• **TASK OBJECTIVE**
From the records below, copy every line that contains the word "göra".

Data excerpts
#####

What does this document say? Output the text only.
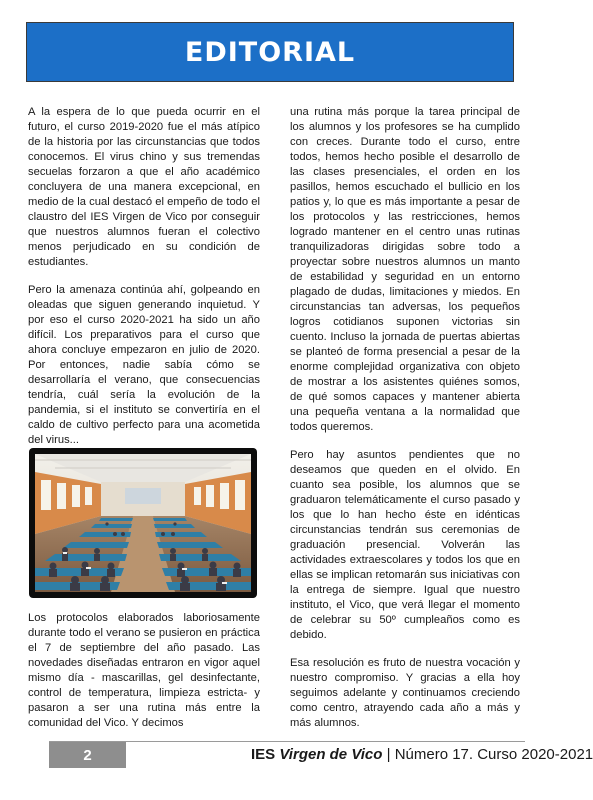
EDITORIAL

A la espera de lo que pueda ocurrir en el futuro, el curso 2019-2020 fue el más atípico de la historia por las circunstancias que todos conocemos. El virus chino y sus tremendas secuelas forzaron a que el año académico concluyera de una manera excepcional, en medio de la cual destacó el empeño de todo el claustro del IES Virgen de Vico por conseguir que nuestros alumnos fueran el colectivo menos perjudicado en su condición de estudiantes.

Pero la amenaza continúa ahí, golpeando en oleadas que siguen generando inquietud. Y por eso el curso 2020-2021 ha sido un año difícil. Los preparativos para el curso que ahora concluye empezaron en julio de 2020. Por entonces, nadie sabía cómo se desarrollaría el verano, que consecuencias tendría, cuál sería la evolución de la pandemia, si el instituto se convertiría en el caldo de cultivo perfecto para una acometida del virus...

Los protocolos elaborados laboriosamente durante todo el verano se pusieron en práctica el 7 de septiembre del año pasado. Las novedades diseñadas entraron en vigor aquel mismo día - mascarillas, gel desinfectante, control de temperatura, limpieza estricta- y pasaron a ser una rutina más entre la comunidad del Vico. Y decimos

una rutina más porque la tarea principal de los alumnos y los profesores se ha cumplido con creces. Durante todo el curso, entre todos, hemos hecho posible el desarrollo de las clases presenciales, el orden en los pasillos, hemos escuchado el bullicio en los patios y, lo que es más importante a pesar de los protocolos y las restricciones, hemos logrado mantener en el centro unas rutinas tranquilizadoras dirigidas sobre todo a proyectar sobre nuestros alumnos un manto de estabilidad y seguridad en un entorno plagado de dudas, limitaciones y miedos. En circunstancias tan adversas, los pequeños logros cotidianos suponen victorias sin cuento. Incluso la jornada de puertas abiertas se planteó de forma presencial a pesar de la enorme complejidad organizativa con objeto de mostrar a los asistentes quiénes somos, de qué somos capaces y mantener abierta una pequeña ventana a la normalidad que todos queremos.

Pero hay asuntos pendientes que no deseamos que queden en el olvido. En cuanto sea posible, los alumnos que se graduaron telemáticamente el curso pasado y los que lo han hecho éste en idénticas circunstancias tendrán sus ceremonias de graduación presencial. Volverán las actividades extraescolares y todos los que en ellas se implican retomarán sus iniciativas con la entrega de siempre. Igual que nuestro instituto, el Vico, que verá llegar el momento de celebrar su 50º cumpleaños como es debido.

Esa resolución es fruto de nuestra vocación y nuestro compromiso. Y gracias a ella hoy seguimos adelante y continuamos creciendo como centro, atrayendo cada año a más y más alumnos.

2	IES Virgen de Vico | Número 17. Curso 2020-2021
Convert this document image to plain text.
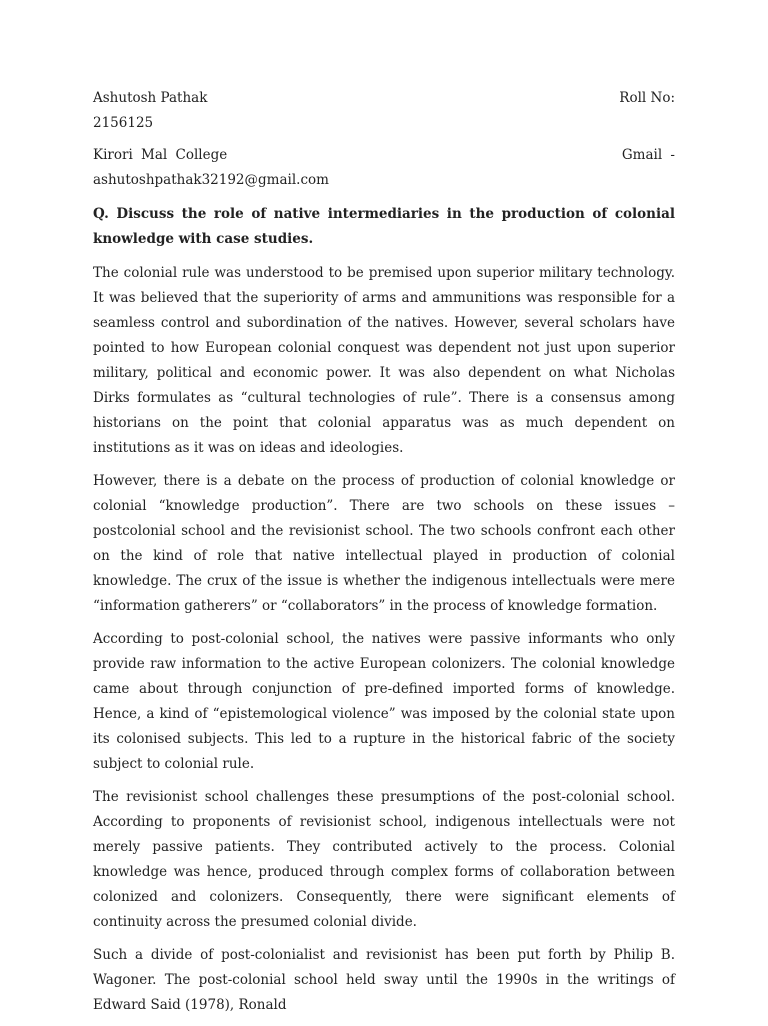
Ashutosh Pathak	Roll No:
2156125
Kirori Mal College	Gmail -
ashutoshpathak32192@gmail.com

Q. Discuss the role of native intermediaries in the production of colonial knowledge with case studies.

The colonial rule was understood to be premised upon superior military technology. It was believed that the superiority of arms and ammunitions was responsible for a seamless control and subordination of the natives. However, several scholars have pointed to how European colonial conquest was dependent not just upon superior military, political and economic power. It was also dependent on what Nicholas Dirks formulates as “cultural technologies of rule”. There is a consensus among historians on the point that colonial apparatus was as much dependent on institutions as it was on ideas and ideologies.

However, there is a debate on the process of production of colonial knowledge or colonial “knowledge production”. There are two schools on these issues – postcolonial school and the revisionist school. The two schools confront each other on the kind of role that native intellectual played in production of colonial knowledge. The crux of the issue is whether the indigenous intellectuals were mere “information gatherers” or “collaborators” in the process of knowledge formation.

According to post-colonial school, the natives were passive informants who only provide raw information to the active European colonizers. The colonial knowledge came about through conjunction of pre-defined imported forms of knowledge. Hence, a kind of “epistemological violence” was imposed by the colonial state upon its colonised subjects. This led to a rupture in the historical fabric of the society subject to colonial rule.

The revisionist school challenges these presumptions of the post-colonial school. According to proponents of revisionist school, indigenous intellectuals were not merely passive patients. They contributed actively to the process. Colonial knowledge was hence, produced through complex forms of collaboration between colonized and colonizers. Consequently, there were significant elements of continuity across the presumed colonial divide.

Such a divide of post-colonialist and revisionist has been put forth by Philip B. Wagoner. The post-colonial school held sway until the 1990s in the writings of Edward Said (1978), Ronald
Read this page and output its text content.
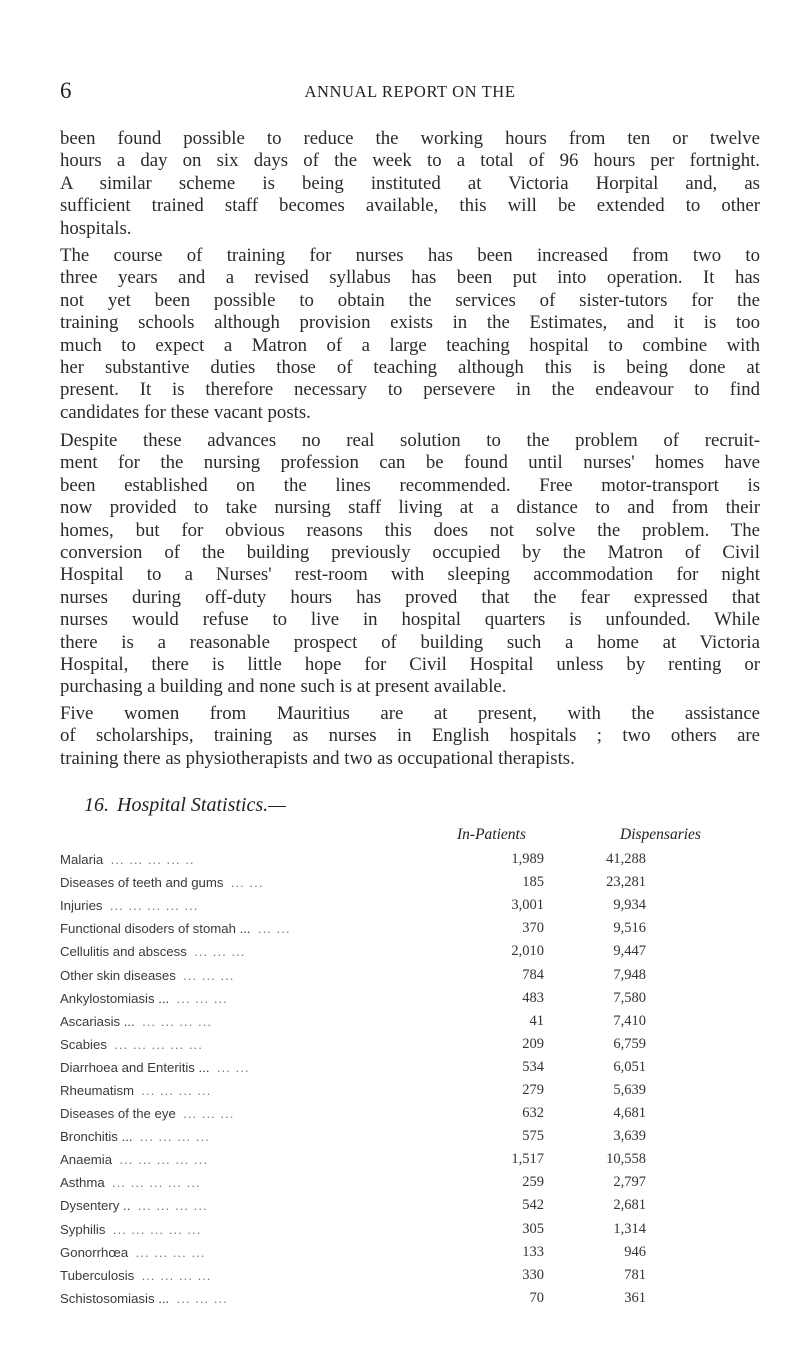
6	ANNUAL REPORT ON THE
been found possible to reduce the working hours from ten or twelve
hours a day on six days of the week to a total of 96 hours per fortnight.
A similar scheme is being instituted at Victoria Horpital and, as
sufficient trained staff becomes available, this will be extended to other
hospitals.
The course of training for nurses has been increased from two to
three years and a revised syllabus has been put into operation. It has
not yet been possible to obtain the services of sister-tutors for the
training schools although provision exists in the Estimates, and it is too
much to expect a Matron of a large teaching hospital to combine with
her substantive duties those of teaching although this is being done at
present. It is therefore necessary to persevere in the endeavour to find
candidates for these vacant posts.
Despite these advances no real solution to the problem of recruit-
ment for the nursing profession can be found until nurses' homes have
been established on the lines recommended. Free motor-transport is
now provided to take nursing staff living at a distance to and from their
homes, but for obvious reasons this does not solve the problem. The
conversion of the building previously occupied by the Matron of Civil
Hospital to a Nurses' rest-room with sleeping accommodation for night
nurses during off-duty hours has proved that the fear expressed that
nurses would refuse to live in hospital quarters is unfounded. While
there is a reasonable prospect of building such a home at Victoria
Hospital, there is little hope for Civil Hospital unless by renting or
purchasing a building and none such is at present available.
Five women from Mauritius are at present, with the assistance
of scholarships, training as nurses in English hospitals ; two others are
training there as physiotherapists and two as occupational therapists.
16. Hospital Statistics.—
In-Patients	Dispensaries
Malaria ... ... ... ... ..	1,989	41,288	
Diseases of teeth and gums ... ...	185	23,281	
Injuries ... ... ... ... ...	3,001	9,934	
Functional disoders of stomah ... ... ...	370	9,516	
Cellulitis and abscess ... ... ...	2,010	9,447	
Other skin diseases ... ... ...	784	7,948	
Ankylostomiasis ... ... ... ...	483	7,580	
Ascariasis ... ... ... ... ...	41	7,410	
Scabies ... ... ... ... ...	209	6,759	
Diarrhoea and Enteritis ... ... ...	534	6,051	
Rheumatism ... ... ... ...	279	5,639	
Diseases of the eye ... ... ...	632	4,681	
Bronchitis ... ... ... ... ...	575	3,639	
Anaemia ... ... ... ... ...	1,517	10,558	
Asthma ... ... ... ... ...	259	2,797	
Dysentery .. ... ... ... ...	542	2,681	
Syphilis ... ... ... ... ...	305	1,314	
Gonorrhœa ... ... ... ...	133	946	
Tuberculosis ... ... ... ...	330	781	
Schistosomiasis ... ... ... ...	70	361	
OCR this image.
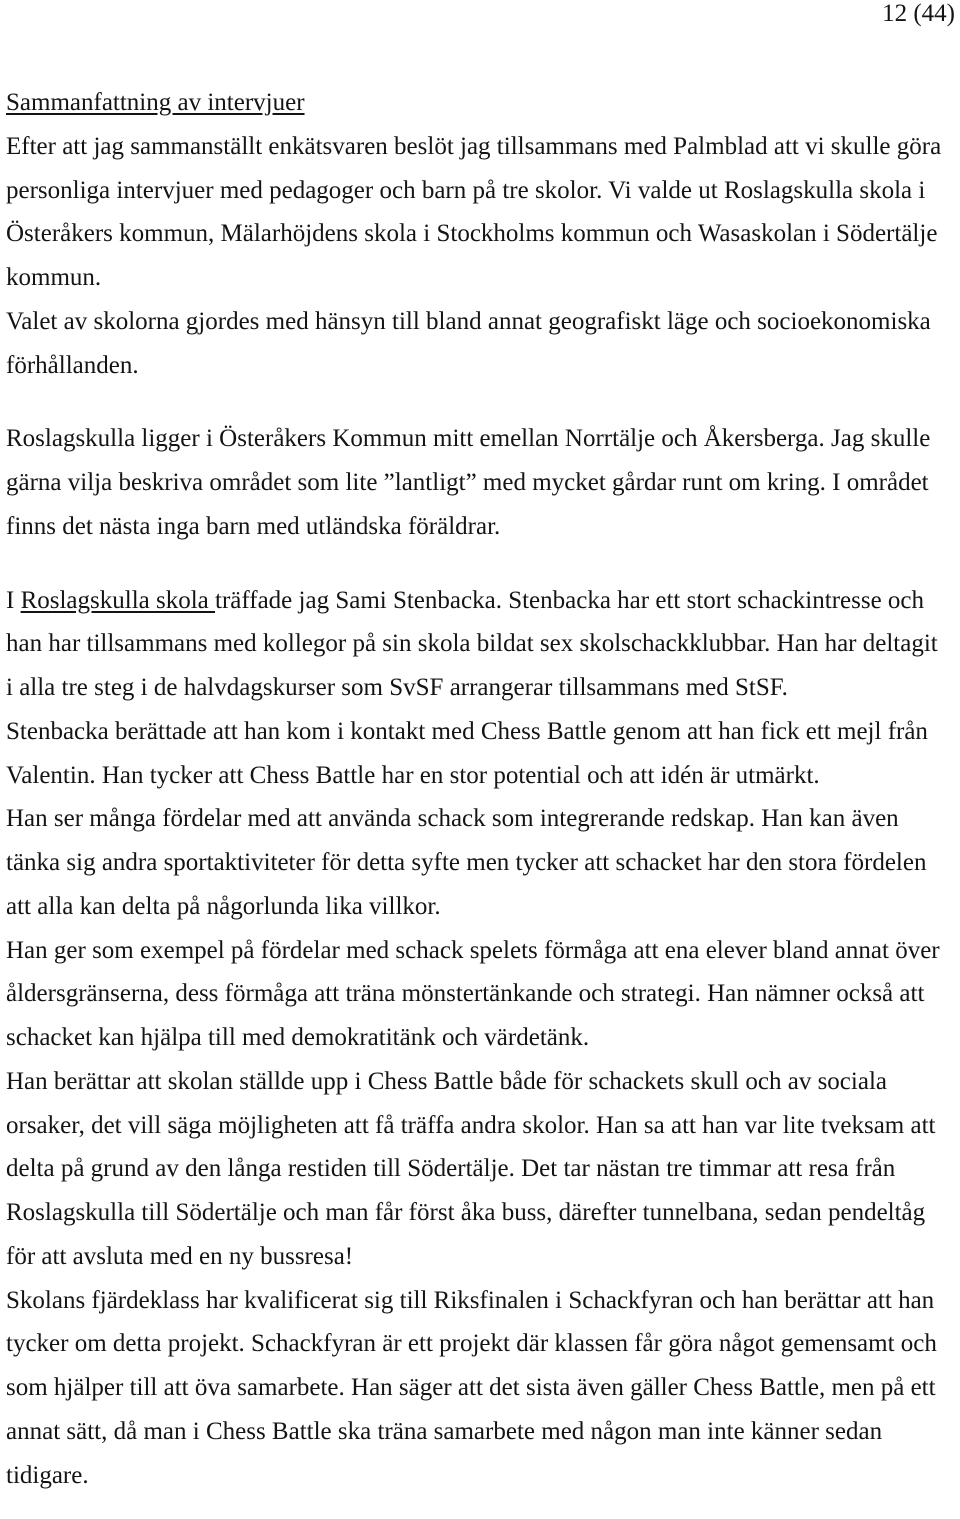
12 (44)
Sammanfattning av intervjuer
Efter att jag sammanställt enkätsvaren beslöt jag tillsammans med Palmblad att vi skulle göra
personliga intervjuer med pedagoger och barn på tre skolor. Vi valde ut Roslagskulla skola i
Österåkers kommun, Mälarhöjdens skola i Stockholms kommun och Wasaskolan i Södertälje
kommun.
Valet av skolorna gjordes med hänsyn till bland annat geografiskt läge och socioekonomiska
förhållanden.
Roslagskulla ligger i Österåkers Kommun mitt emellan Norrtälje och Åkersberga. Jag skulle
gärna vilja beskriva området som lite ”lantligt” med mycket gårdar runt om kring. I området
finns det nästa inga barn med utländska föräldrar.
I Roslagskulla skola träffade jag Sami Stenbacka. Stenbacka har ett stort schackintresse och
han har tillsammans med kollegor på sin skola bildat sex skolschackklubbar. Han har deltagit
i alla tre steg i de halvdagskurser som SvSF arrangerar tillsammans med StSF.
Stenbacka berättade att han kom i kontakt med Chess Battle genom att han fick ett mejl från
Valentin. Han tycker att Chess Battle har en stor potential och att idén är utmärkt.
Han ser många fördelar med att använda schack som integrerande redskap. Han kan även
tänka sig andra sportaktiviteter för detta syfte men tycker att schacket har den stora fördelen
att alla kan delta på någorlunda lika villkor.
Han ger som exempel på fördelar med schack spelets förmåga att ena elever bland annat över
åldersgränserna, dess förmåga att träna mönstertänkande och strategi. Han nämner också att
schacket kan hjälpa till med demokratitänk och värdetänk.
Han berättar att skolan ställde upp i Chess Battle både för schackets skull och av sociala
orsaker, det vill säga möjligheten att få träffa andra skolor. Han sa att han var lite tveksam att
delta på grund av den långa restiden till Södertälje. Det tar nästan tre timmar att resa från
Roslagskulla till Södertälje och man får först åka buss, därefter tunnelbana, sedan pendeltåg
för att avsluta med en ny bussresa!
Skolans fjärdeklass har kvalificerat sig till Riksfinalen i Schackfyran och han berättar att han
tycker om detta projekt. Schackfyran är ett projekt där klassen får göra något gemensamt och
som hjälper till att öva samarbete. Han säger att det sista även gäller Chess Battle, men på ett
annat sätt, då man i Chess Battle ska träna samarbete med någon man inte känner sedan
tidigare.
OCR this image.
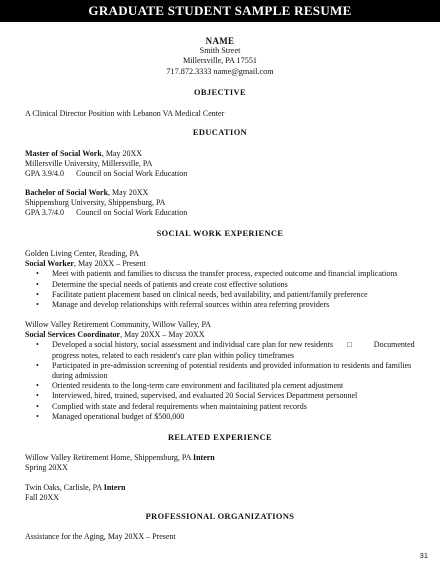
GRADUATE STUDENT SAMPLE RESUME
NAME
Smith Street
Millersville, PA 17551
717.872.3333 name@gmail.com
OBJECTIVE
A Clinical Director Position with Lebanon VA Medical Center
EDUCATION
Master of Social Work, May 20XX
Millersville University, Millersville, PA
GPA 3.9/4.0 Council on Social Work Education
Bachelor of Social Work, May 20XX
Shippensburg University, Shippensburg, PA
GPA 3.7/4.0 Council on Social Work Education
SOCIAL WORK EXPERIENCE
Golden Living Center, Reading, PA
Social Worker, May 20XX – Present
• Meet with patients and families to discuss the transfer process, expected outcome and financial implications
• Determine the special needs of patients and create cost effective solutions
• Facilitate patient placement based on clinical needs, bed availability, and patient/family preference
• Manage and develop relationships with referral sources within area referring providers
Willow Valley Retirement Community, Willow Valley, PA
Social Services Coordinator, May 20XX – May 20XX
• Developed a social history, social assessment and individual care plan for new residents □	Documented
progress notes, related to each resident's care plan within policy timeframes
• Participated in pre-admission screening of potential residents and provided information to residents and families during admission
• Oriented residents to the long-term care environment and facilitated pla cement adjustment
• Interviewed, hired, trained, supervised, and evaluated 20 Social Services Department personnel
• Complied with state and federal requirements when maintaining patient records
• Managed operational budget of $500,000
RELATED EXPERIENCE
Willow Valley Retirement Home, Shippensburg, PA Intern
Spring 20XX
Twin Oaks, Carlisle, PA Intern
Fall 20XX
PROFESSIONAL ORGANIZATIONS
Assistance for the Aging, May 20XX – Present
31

#####

• **RESULT FOR THIS EXERCISE**
Efter att jag sammanställt enkätsvaren beslöt jag tillsammans med Palmblad att vi skulle göra
tycker om detta projekt. Schackfyran är ett projekt där klassen får göra något gemensamt och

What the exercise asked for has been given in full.